Material:
-------------------------

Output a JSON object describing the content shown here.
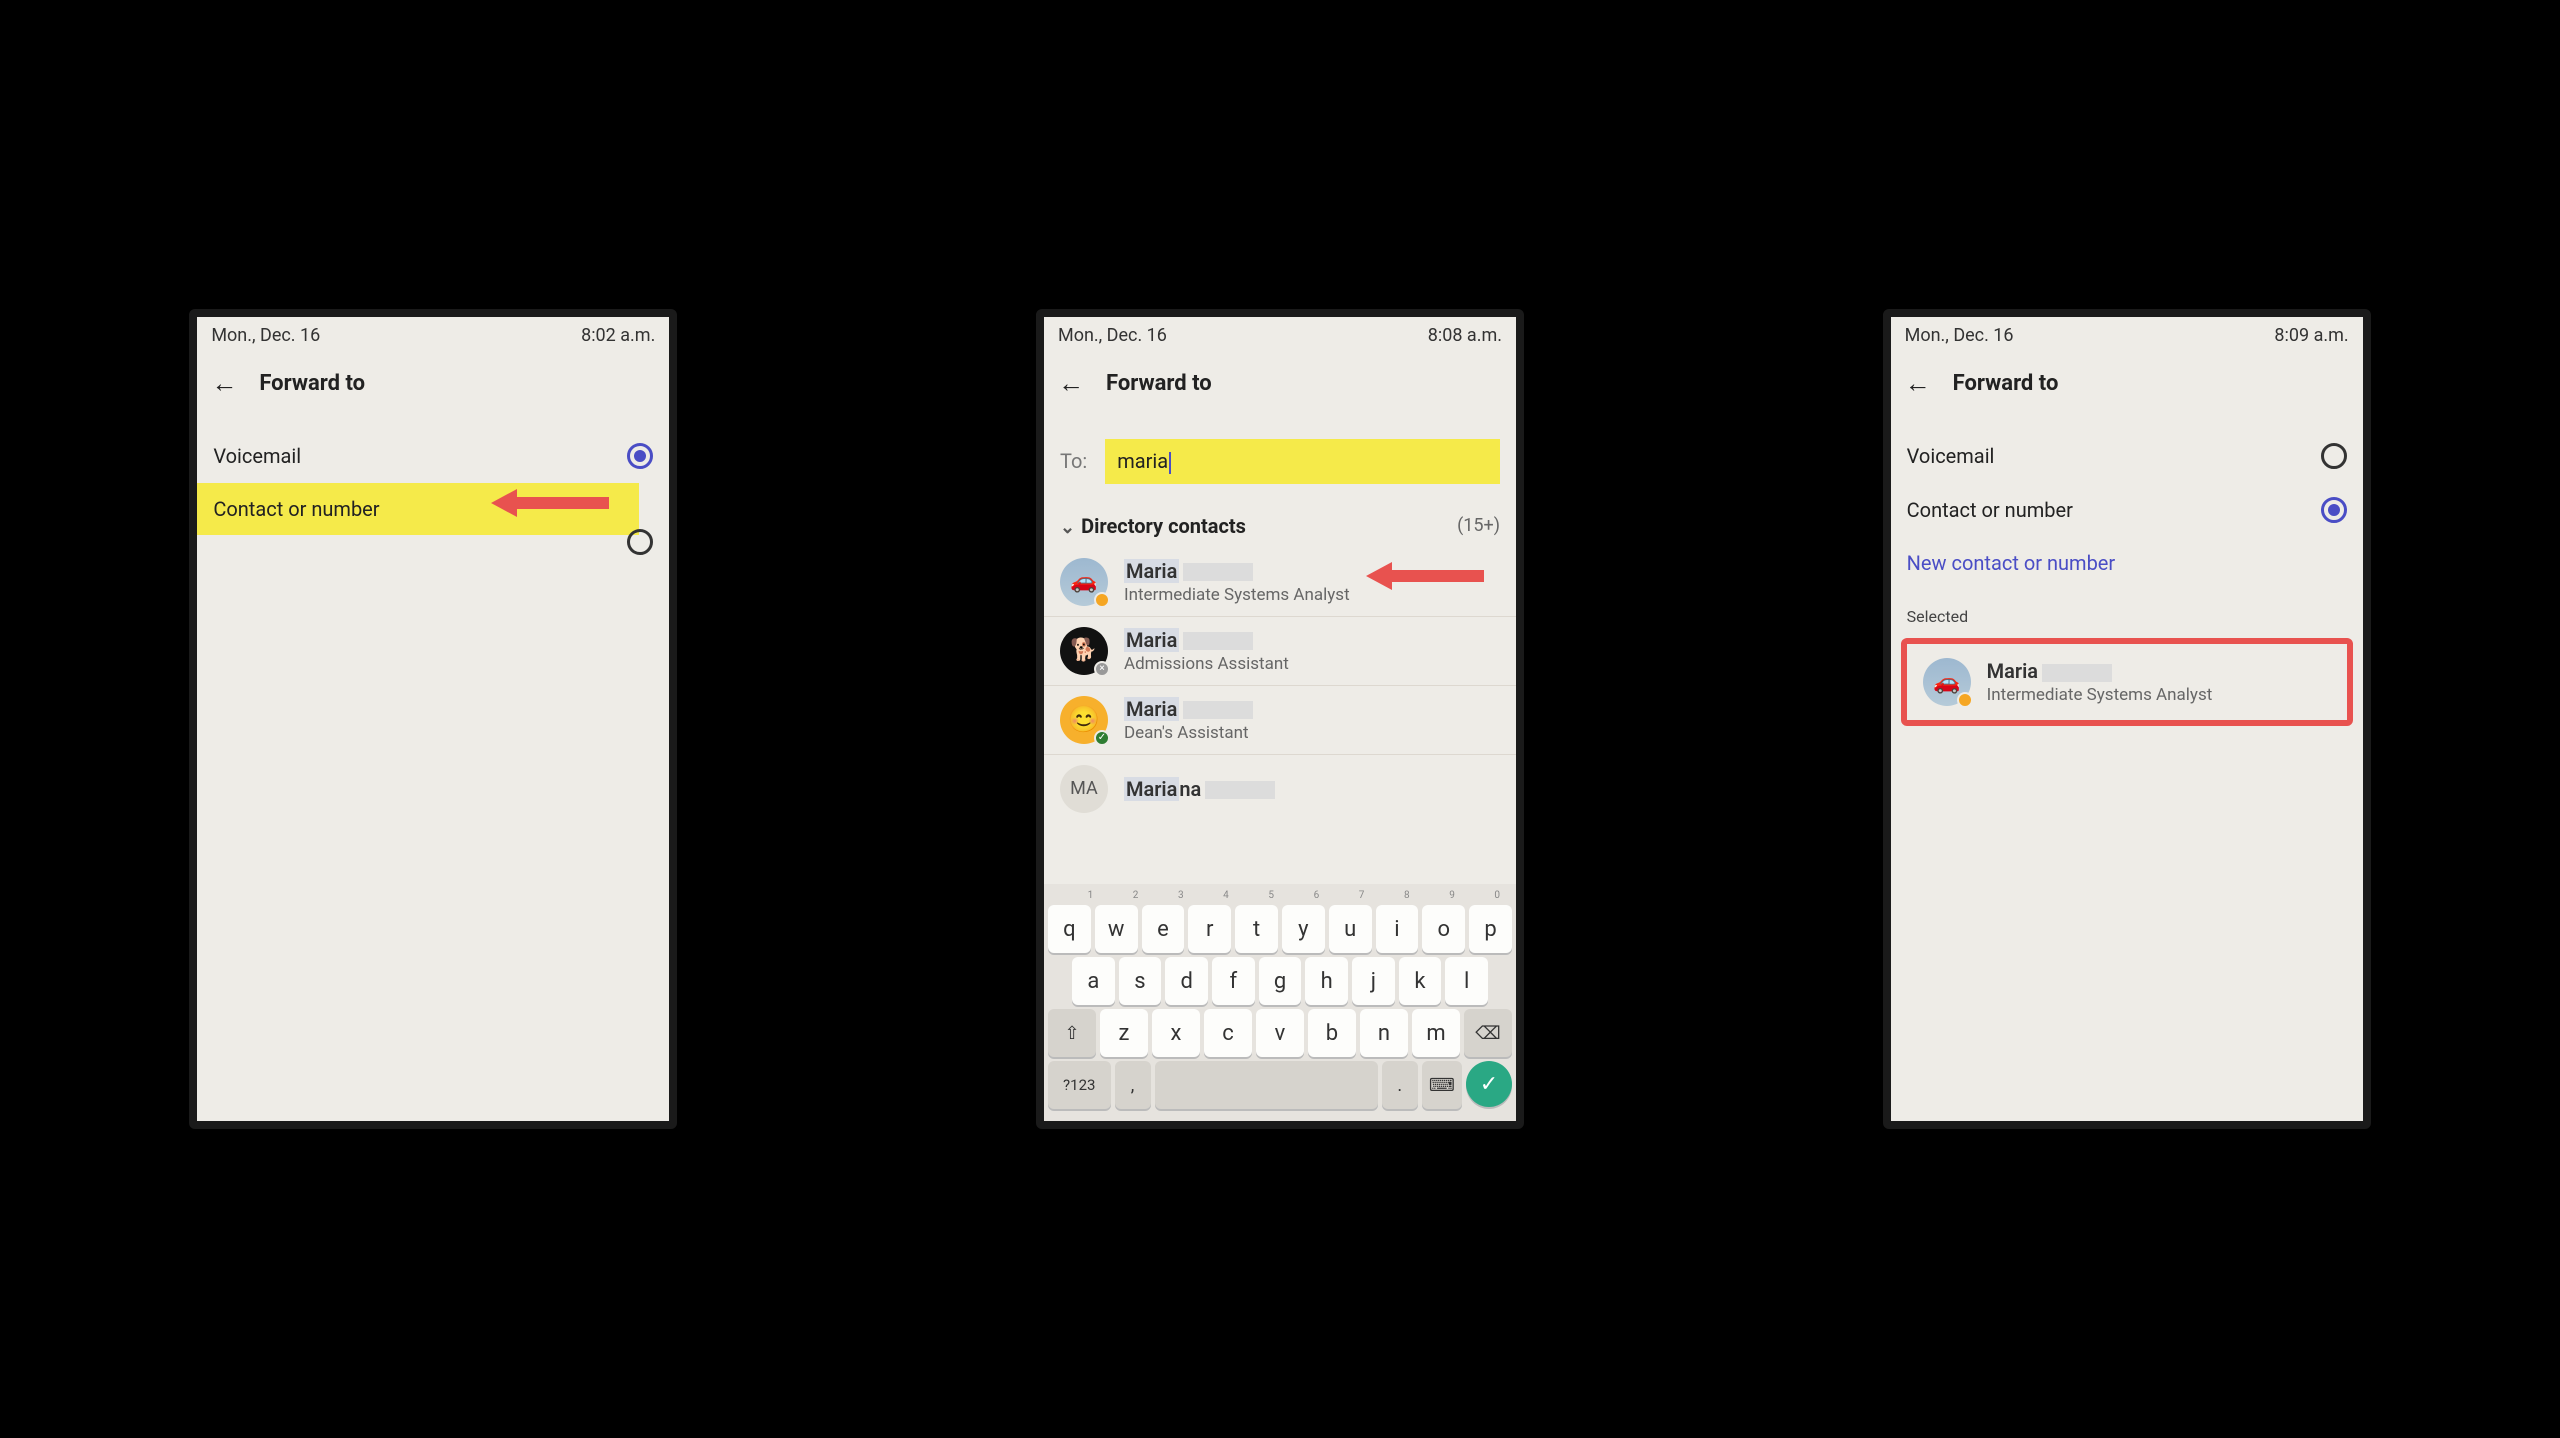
{
  "panel1": {
    "status_date": "Mon., Dec. 16",
    "status_time": "8:02 a.m.",
    "title": "Forward to",
    "options": {
      "voicemail": "Voicemail",
      "contact_or_number": "Contact or number"
    }
  },
  "panel2": {
    "status_date": "Mon., Dec. 16",
    "status_time": "8:08 a.m.",
    "title": "Forward to",
    "to_label": "To:",
    "to_value": "maria",
    "dir_header": "Directory contacts",
    "dir_count": "(15+)",
    "contacts": [
      {
        "name": "Maria",
        "role": "Intermediate Systems Analyst",
        "avatar": "car",
        "presence": "away"
      },
      {
        "name": "Maria",
        "role": "Admissions Assistant",
        "avatar": "dog",
        "presence": "offline"
      },
      {
        "name": "Maria",
        "role": "Dean's Assistant",
        "avatar": "smile",
        "presence": "available"
      },
      {
        "name": "Mariana",
        "role": "",
        "avatar": "initials",
        "initials": "MA",
        "presence": "none"
      }
    ],
    "keyboard": {
      "nums": [
        "1",
        "2",
        "3",
        "4",
        "5",
        "6",
        "7",
        "8",
        "9",
        "0"
      ],
      "row1": [
        "q",
        "w",
        "e",
        "r",
        "t",
        "y",
        "u",
        "i",
        "o",
        "p"
      ],
      "row2": [
        "a",
        "s",
        "d",
        "f",
        "g",
        "h",
        "j",
        "k",
        "l"
      ],
      "row3": [
        "⇧",
        "z",
        "x",
        "c",
        "v",
        "b",
        "n",
        "m",
        "⌫"
      ],
      "row4_sym": "?123",
      "row4_comma": ",",
      "row4_dot": "."
    }
  },
  "panel3": {
    "status_date": "Mon., Dec. 16",
    "status_time": "8:09 a.m.",
    "title": "Forward to",
    "options": {
      "voicemail": "Voicemail",
      "contact_or_number": "Contact or number"
    },
    "new_contact": "New contact or number",
    "selected_label": "Selected",
    "selected": {
      "name": "Maria",
      "role": "Intermediate Systems Analyst",
      "avatar": "car",
      "presence": "away"
    }
  }
}
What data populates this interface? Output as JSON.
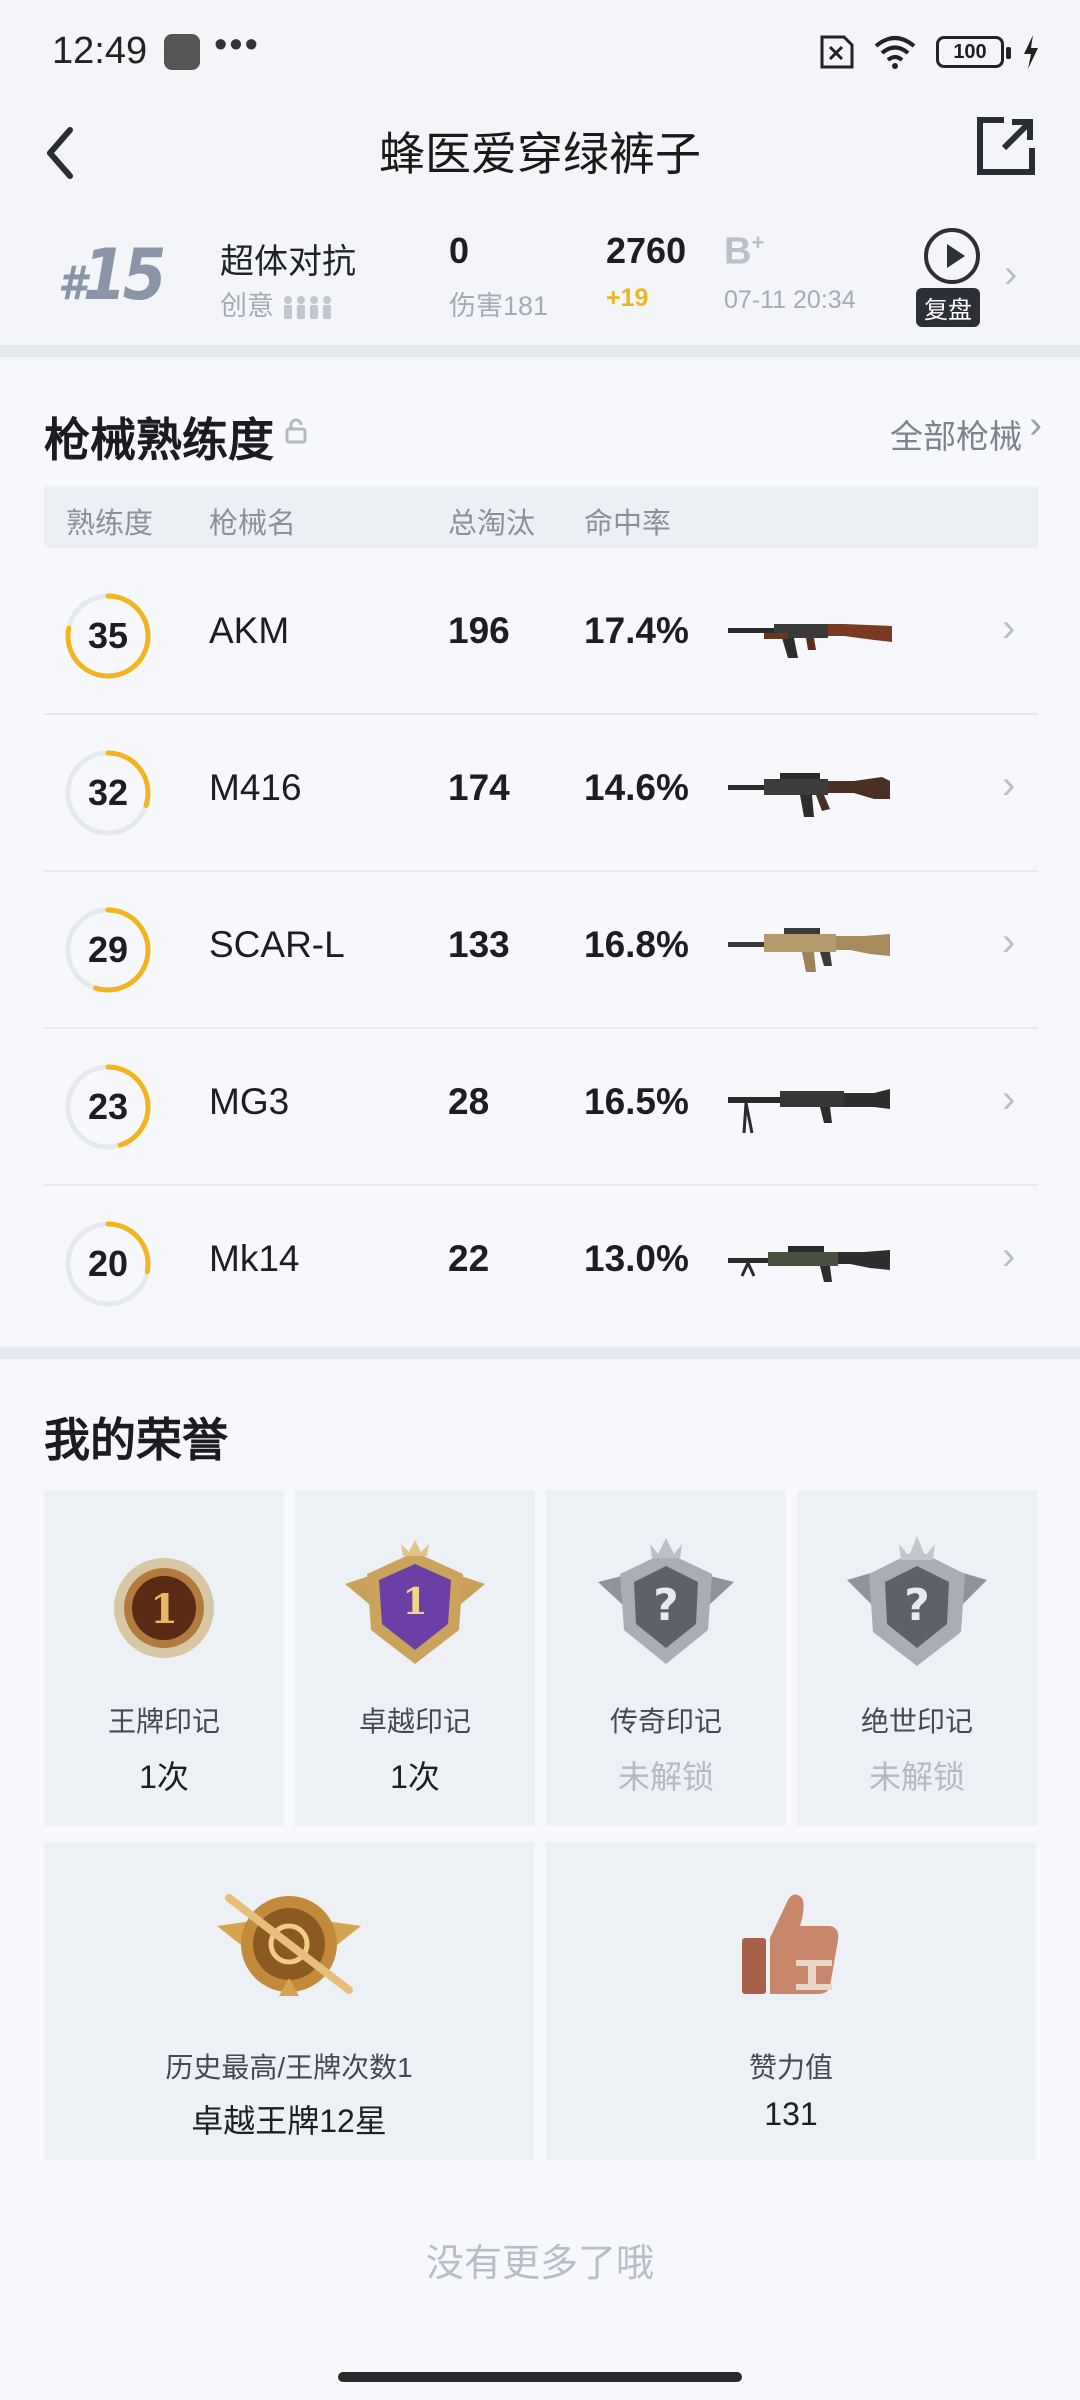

-------------------------

Exercise directions: Looking at the records above, report how many lines contain the word "Systems". Answer with the number only.

Output of the task: 2